### Required work
Count every line in the entries that contains "JSON". Report that count alone.
* BEGIN Exercise materials *
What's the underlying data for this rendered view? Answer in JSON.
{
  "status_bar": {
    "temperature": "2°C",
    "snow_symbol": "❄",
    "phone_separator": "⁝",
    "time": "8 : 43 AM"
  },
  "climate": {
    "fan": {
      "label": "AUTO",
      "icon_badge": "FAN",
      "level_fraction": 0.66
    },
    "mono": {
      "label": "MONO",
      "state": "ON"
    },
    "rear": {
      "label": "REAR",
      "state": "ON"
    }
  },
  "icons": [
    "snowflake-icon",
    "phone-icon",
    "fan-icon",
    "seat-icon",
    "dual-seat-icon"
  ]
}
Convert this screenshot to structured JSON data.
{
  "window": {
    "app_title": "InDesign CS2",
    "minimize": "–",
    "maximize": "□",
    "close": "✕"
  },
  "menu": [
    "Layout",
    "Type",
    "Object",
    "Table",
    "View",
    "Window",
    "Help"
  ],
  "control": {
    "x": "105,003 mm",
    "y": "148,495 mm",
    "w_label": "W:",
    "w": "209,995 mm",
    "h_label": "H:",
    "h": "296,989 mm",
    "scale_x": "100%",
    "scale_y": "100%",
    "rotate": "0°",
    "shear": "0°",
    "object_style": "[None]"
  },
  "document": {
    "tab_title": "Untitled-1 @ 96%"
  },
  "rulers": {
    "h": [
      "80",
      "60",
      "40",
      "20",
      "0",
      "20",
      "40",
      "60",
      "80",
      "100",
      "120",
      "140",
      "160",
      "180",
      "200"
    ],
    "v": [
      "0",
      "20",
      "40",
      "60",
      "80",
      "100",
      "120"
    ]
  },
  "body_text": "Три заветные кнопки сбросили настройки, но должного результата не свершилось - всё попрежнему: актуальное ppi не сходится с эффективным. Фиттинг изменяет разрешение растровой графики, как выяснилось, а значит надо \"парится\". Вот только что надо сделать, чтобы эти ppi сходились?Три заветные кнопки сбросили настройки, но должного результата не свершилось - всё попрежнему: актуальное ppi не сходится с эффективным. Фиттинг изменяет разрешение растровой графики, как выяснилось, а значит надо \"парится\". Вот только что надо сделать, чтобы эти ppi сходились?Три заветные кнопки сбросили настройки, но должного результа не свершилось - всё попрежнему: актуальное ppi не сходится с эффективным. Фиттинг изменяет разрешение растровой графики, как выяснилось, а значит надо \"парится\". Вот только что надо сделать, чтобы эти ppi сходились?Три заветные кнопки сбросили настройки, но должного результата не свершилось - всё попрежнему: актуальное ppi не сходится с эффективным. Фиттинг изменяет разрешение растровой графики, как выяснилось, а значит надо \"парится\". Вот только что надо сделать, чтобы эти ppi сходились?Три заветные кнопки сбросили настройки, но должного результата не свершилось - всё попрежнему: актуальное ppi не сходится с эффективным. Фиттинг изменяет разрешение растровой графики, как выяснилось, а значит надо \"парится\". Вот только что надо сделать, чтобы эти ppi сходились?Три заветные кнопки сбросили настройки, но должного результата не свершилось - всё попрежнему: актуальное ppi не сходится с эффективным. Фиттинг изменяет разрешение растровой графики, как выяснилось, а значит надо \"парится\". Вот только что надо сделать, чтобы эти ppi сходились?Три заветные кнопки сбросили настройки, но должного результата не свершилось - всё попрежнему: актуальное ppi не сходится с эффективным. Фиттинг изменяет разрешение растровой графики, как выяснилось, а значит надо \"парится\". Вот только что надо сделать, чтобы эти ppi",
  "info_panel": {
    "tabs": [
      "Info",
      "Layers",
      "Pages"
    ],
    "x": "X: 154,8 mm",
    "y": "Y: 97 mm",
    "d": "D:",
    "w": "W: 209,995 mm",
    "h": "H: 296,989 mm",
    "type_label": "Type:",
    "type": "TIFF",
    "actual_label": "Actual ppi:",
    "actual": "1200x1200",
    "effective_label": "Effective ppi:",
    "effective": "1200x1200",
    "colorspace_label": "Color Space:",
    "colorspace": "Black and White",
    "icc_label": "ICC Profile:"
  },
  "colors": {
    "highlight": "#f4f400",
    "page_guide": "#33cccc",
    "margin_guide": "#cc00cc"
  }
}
* END Exercise materials *
### Solution below
2